### EXTRACTED ENTRIES
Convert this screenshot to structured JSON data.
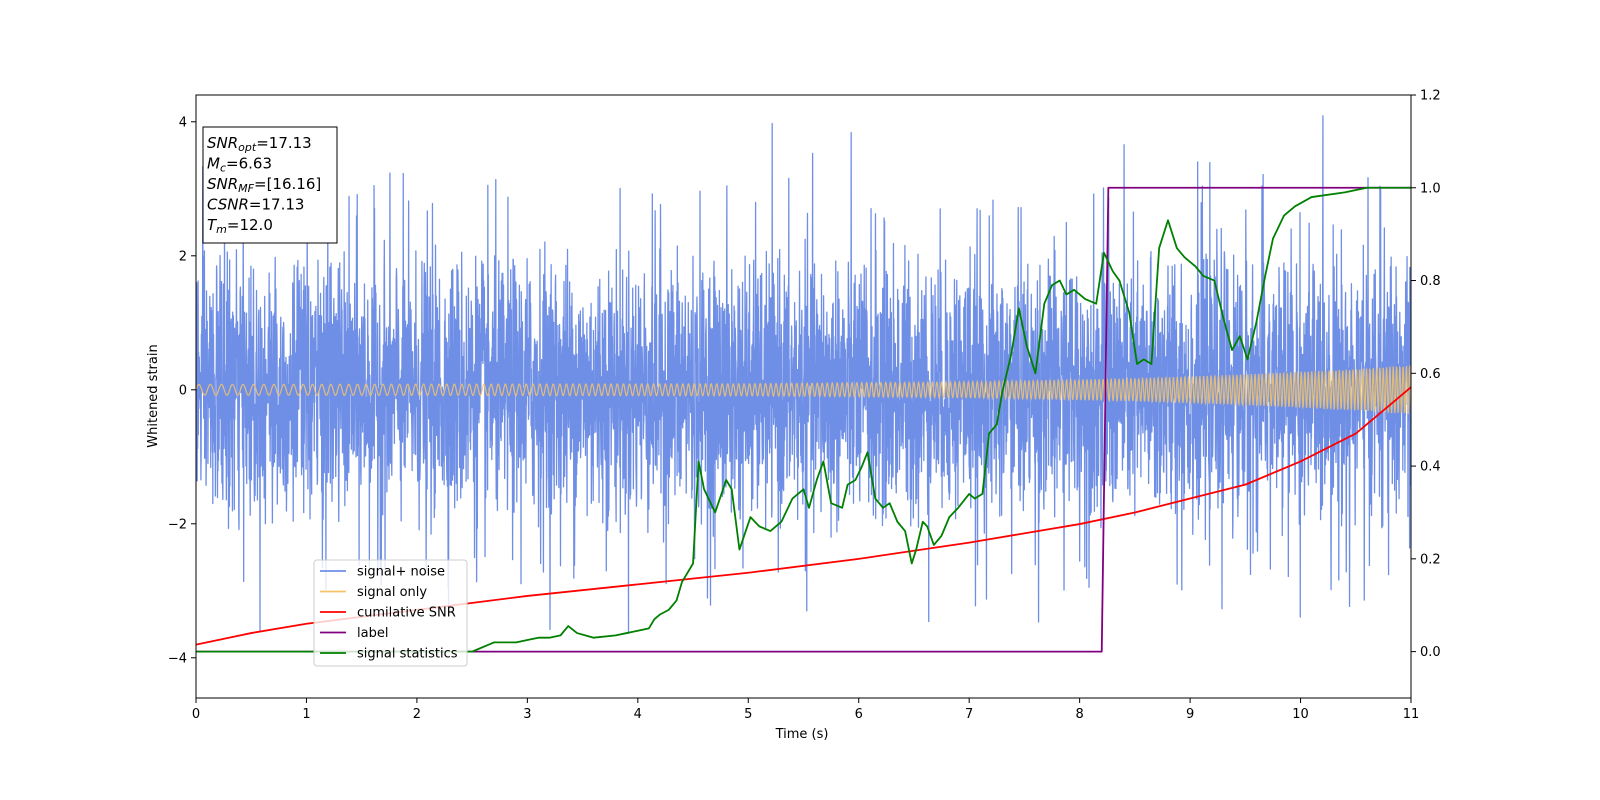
{
  "chart_data": {
    "type": "line",
    "xlabel": "Time (s)",
    "ylabel": "Whitened strain",
    "xlim": [
      0,
      11
    ],
    "ylim": [
      -4.6,
      4.4
    ],
    "y2lim": [
      -0.1,
      1.2
    ],
    "xticks": [
      0,
      1,
      2,
      3,
      4,
      5,
      6,
      7,
      8,
      9,
      10,
      11
    ],
    "yticks": [
      -4,
      -2,
      0,
      2,
      4
    ],
    "y2ticks": [
      0.0,
      0.2,
      0.4,
      0.6,
      0.8,
      1.0,
      1.2
    ],
    "grid": false,
    "legend_position": "lower-left",
    "annotation": {
      "lines": [
        {
          "main": "SNR",
          "sub": "opt",
          "rest": "=17.13"
        },
        {
          "main": "M",
          "sub": "c",
          "rest": "=6.63"
        },
        {
          "main": "SNR",
          "sub": "MF",
          "rest": "=[16.16]"
        },
        {
          "main": "CSNR",
          "sub": "",
          "rest": "=17.13"
        },
        {
          "main": "T",
          "sub": "m",
          "rest": "=12.0"
        }
      ]
    },
    "series": [
      {
        "name": "signal+ noise",
        "color": "#6f8fe6",
        "axis": "left",
        "kind": "noise",
        "std": 0.95,
        "max_abs": 4.0
      },
      {
        "name": "signal only",
        "color": "#f5c46a",
        "axis": "left",
        "kind": "chirp",
        "amplitude": {
          "x": [
            0,
            5,
            7,
            8.5,
            9.5,
            10.5,
            11
          ],
          "y": [
            0.08,
            0.09,
            0.12,
            0.17,
            0.23,
            0.31,
            0.37
          ]
        }
      },
      {
        "name": "cumilative SNR",
        "color": "#ff0000",
        "axis": "right",
        "x": [
          0,
          0.5,
          1,
          2,
          3,
          4,
          5,
          6,
          7,
          8,
          8.5,
          9,
          9.5,
          10,
          10.5,
          11
        ],
        "y": [
          0.015,
          0.04,
          0.06,
          0.09,
          0.12,
          0.145,
          0.17,
          0.2,
          0.235,
          0.275,
          0.3,
          0.33,
          0.36,
          0.41,
          0.47,
          0.57
        ]
      },
      {
        "name": "label",
        "color": "#800080",
        "axis": "right",
        "x": [
          0,
          8.2,
          8.26,
          11
        ],
        "y": [
          0.0,
          0.0,
          1.0,
          1.0
        ]
      },
      {
        "name": "signal statistics",
        "color": "#008000",
        "axis": "right",
        "x": [
          0,
          2.5,
          2.7,
          2.9,
          3.0,
          3.1,
          3.2,
          3.3,
          3.37,
          3.45,
          3.6,
          3.8,
          3.9,
          4.0,
          4.1,
          4.15,
          4.2,
          4.28,
          4.35,
          4.4,
          4.5,
          4.55,
          4.6,
          4.7,
          4.8,
          4.85,
          4.92,
          5.02,
          5.1,
          5.2,
          5.3,
          5.4,
          5.5,
          5.55,
          5.62,
          5.68,
          5.75,
          5.85,
          5.9,
          5.97,
          6.03,
          6.08,
          6.15,
          6.22,
          6.28,
          6.35,
          6.42,
          6.48,
          6.52,
          6.58,
          6.62,
          6.68,
          6.75,
          6.82,
          6.9,
          7.0,
          7.05,
          7.12,
          7.18,
          7.25,
          7.3,
          7.38,
          7.45,
          7.52,
          7.6,
          7.68,
          7.75,
          7.82,
          7.88,
          7.95,
          8.05,
          8.15,
          8.22,
          8.3,
          8.36,
          8.45,
          8.52,
          8.58,
          8.65,
          8.72,
          8.8,
          8.88,
          8.95,
          9.05,
          9.12,
          9.22,
          9.3,
          9.38,
          9.45,
          9.52,
          9.6,
          9.68,
          9.75,
          9.85,
          9.95,
          10.1,
          10.4,
          10.6,
          10.8,
          11.0
        ],
        "y": [
          0.0,
          0.0,
          0.02,
          0.02,
          0.025,
          0.03,
          0.03,
          0.035,
          0.055,
          0.04,
          0.03,
          0.035,
          0.04,
          0.045,
          0.05,
          0.07,
          0.08,
          0.09,
          0.11,
          0.15,
          0.19,
          0.41,
          0.35,
          0.3,
          0.37,
          0.35,
          0.22,
          0.29,
          0.27,
          0.26,
          0.28,
          0.33,
          0.35,
          0.31,
          0.37,
          0.41,
          0.32,
          0.31,
          0.36,
          0.37,
          0.4,
          0.43,
          0.33,
          0.31,
          0.32,
          0.28,
          0.26,
          0.19,
          0.22,
          0.28,
          0.27,
          0.23,
          0.25,
          0.29,
          0.31,
          0.34,
          0.33,
          0.34,
          0.47,
          0.49,
          0.56,
          0.64,
          0.74,
          0.66,
          0.6,
          0.75,
          0.79,
          0.8,
          0.77,
          0.78,
          0.76,
          0.75,
          0.86,
          0.82,
          0.8,
          0.73,
          0.62,
          0.63,
          0.62,
          0.87,
          0.93,
          0.87,
          0.85,
          0.83,
          0.81,
          0.8,
          0.72,
          0.65,
          0.68,
          0.63,
          0.71,
          0.81,
          0.89,
          0.94,
          0.96,
          0.98,
          0.99,
          1.0,
          1.0,
          1.0
        ]
      }
    ]
  }
}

### WHAT YOU WILL DO
From the records above, how many lines include the word "color"? Only the number is wanted.

### RESULT OF THE TASK
5